SHORT PROBLEM: For each line of the data below that holds "invisible", copy the line.

═══ PROVIDED INFORMATION ═══

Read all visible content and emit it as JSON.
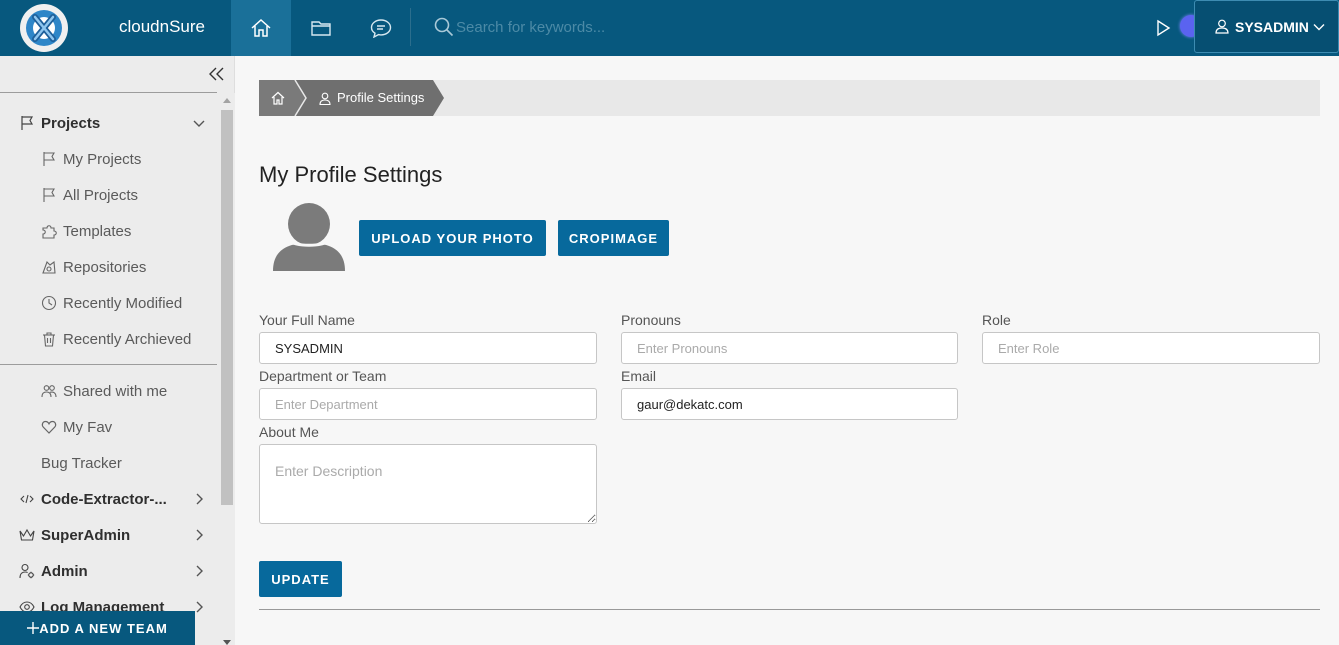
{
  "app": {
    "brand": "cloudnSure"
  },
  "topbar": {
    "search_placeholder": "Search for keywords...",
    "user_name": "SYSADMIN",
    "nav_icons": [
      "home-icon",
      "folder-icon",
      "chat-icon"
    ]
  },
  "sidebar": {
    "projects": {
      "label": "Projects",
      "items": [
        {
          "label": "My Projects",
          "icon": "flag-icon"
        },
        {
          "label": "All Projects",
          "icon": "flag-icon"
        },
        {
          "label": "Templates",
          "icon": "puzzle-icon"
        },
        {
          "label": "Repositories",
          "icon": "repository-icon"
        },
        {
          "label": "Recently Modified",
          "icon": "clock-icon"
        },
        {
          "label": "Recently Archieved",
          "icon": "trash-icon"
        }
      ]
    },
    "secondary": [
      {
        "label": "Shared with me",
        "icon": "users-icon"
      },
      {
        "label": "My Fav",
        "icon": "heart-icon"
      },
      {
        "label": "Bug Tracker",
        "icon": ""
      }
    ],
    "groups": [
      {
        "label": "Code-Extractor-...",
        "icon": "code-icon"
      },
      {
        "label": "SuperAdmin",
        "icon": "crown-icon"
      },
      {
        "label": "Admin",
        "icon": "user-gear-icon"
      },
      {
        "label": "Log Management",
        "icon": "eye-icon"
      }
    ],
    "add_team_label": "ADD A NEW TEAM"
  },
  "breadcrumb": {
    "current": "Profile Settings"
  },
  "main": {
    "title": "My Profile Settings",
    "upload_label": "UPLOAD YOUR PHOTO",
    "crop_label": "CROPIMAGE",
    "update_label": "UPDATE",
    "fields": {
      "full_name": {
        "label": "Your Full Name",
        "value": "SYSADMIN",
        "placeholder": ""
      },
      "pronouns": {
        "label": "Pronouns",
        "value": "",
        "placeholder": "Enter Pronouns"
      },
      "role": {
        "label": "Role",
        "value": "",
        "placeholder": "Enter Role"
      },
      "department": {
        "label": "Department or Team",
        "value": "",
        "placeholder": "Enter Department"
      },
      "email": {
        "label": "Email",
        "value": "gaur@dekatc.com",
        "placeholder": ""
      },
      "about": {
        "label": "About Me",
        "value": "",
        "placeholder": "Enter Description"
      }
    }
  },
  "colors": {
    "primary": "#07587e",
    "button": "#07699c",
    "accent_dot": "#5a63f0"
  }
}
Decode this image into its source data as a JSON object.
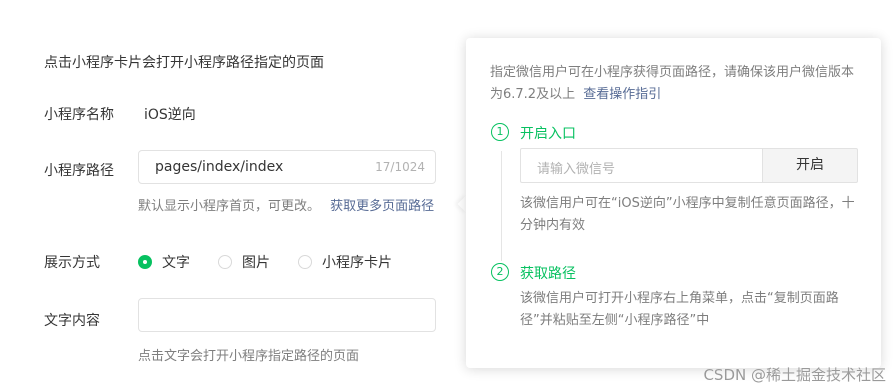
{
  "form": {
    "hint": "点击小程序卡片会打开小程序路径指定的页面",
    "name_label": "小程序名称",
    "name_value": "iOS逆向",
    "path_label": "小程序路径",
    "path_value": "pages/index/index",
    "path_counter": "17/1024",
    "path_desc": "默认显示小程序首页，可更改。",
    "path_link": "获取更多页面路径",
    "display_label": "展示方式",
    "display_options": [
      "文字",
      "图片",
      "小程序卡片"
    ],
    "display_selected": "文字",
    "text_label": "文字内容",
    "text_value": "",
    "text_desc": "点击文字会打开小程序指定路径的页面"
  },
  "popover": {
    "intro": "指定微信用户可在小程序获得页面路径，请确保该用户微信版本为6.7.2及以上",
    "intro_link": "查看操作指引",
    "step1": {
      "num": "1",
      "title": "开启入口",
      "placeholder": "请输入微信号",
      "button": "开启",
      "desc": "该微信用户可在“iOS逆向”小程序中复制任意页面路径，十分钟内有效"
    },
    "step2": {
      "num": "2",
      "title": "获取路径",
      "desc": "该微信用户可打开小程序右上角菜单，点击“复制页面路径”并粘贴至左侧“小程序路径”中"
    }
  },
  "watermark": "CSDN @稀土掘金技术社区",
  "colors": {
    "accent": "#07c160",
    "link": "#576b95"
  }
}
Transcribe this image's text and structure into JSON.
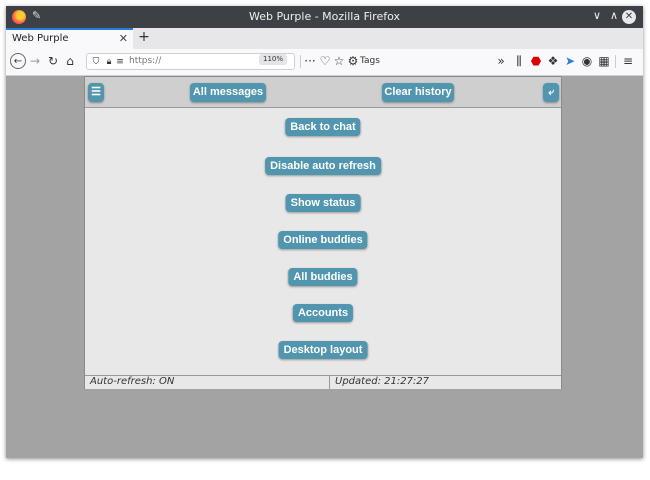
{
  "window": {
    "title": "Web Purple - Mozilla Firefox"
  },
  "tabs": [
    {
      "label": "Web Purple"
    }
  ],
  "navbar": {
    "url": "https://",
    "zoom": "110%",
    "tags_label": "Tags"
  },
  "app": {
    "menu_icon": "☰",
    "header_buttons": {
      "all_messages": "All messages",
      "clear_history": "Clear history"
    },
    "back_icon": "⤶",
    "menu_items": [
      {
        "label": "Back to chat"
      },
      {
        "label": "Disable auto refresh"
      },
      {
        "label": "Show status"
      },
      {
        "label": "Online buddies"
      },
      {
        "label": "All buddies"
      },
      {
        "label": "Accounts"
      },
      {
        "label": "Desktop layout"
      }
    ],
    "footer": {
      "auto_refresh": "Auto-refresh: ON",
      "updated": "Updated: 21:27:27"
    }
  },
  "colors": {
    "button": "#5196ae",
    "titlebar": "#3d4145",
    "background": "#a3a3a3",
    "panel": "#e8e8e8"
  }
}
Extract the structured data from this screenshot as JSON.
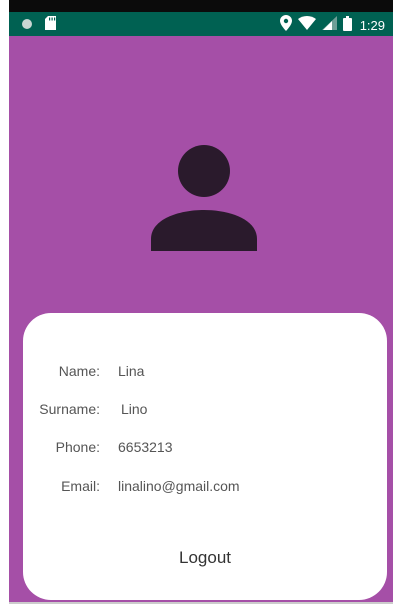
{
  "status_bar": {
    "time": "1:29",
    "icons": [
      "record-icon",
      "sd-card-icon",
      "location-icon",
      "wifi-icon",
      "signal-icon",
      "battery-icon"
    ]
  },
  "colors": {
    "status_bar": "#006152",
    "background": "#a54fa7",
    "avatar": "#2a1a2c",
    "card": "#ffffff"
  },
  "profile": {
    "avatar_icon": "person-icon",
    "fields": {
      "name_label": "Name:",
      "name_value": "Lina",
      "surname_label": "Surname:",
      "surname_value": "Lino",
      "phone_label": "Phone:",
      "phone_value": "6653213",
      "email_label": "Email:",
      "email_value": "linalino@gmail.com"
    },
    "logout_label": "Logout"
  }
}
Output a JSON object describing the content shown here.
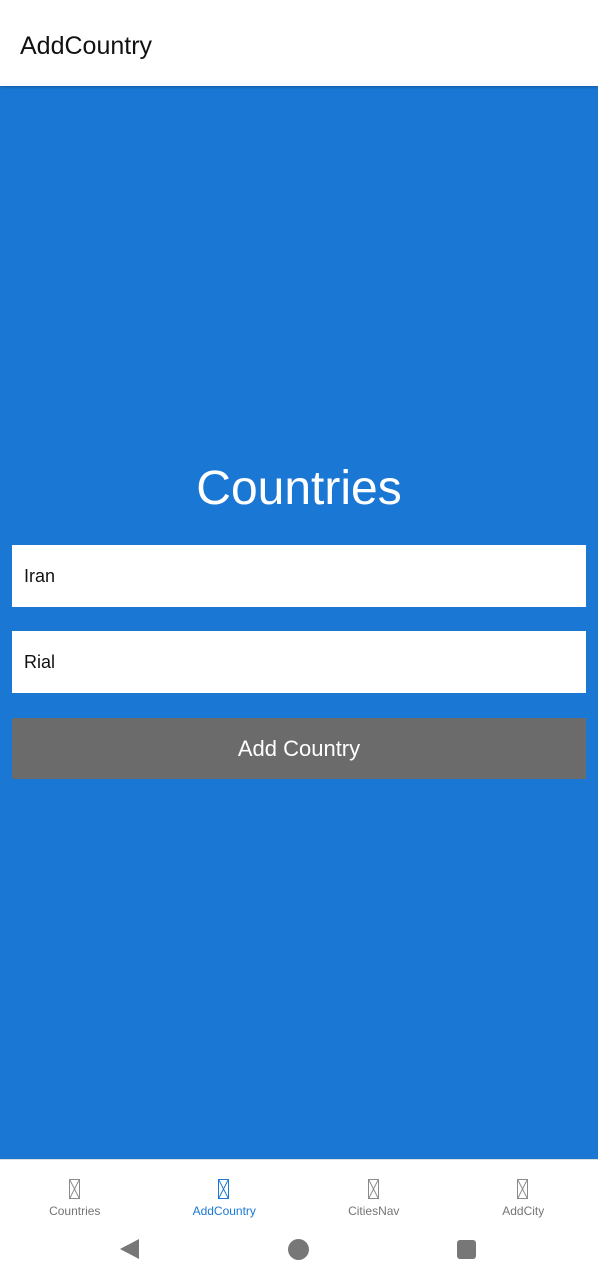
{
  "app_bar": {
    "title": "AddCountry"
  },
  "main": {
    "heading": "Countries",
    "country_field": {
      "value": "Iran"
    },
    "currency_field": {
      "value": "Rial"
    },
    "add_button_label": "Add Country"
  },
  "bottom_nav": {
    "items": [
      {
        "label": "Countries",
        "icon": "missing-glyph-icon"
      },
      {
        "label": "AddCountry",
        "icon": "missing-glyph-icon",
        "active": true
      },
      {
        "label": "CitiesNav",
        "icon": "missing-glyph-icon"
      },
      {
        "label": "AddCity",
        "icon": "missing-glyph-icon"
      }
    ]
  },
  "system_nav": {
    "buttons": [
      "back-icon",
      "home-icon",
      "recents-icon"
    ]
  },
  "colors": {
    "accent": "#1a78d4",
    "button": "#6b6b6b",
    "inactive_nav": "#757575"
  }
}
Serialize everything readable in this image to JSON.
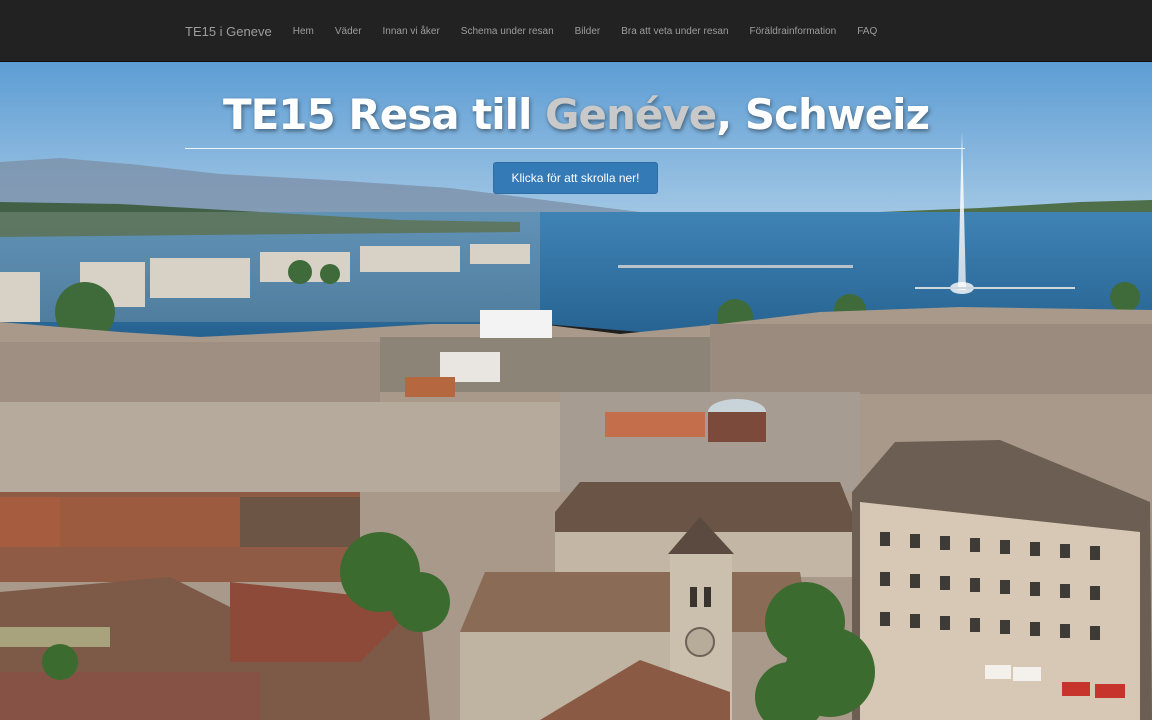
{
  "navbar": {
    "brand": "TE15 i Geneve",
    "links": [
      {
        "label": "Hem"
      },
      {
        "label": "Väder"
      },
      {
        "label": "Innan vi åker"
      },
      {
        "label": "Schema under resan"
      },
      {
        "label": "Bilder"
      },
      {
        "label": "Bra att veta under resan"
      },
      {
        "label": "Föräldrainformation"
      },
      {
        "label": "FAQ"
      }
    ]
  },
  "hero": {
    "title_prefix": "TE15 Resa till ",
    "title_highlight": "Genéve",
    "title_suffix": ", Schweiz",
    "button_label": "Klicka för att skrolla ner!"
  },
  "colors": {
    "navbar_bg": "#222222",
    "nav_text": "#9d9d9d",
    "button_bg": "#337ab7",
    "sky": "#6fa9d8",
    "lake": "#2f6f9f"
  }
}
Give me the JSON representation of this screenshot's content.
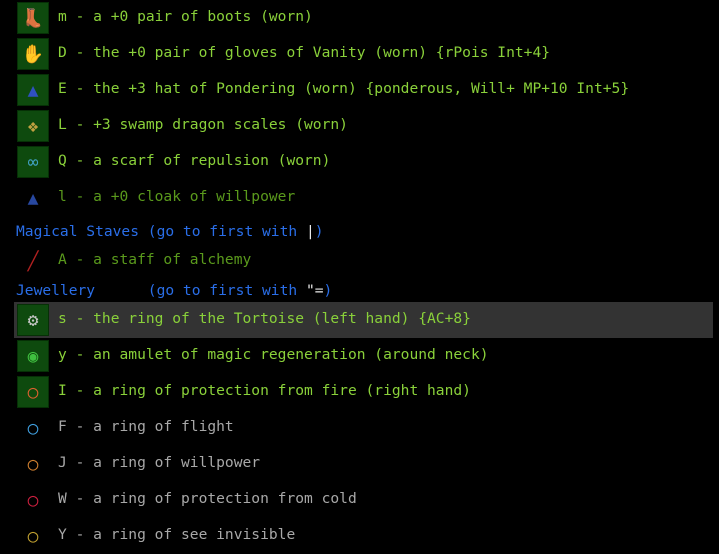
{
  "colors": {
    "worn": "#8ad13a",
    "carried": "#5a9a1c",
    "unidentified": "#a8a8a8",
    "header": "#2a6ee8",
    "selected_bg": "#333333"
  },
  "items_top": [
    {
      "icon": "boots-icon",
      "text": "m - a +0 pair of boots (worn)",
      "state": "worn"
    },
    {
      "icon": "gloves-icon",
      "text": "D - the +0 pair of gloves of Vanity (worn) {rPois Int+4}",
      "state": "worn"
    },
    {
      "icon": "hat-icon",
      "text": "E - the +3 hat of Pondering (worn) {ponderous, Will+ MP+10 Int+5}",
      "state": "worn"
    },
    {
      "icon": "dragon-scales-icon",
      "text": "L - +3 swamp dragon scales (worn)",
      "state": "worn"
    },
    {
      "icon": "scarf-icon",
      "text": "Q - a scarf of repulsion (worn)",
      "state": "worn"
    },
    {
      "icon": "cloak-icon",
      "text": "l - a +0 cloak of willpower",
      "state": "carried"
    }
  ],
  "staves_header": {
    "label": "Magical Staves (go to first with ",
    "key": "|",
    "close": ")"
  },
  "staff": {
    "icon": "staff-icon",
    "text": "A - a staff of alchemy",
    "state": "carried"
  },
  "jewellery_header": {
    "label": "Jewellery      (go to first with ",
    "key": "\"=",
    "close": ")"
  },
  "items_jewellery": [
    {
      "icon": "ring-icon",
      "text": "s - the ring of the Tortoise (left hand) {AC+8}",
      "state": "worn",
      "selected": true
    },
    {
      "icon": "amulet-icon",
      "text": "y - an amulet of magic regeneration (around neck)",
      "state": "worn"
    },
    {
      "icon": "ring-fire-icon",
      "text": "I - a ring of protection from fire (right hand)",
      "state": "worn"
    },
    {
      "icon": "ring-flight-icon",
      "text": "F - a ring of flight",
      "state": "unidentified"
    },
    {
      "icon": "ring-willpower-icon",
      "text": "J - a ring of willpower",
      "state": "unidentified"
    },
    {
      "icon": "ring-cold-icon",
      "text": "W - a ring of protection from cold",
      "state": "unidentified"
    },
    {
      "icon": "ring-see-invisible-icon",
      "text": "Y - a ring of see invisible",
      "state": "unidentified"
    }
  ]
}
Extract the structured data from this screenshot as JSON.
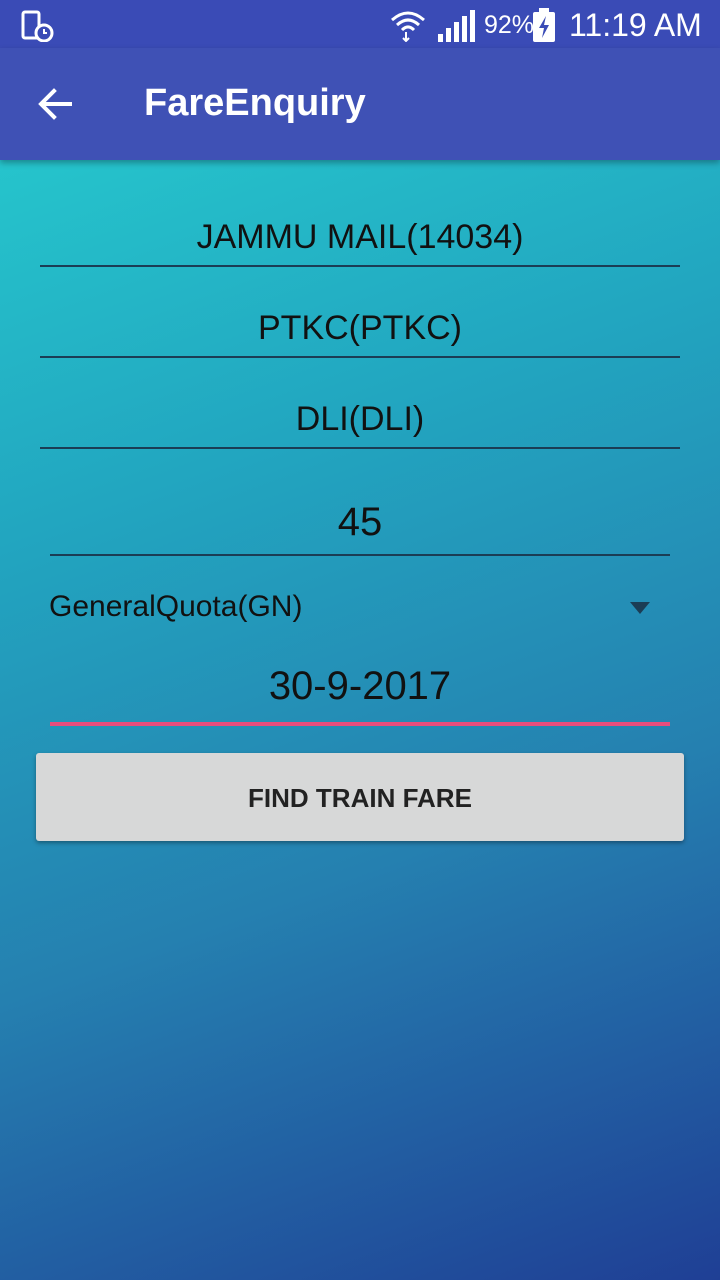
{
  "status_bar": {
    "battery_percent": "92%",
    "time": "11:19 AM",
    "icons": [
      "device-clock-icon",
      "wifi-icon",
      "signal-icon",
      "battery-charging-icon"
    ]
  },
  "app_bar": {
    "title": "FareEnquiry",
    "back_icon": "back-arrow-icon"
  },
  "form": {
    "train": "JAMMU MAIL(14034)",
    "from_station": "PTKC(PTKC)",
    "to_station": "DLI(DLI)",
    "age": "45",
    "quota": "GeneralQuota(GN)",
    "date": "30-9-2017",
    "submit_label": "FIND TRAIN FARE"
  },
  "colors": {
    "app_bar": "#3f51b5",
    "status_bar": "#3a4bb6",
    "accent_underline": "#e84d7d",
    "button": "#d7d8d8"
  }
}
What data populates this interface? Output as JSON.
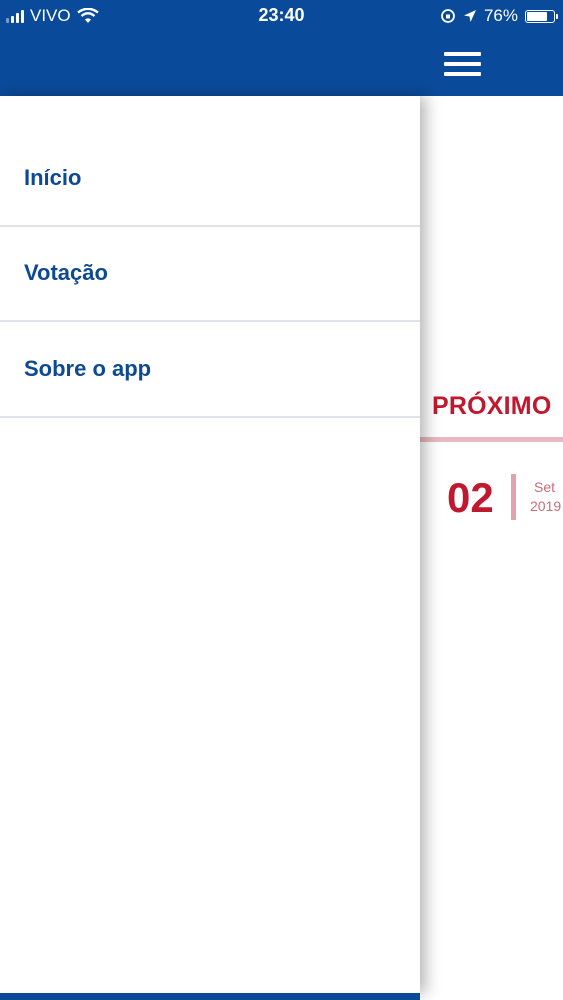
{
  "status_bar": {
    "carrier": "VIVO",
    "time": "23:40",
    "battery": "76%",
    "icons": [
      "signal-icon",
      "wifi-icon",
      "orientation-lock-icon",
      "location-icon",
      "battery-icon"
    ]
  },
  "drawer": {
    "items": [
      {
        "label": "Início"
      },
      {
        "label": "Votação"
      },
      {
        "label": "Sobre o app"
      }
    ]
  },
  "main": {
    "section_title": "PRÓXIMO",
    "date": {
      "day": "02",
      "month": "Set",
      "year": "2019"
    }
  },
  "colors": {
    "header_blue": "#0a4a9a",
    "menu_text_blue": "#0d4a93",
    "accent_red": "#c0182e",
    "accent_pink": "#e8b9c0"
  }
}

═══

OUTPUT OF THE EXERCISE:
      "icon": "ring-see-invisible-icon",
      "text": "Y - a ring of see invisible",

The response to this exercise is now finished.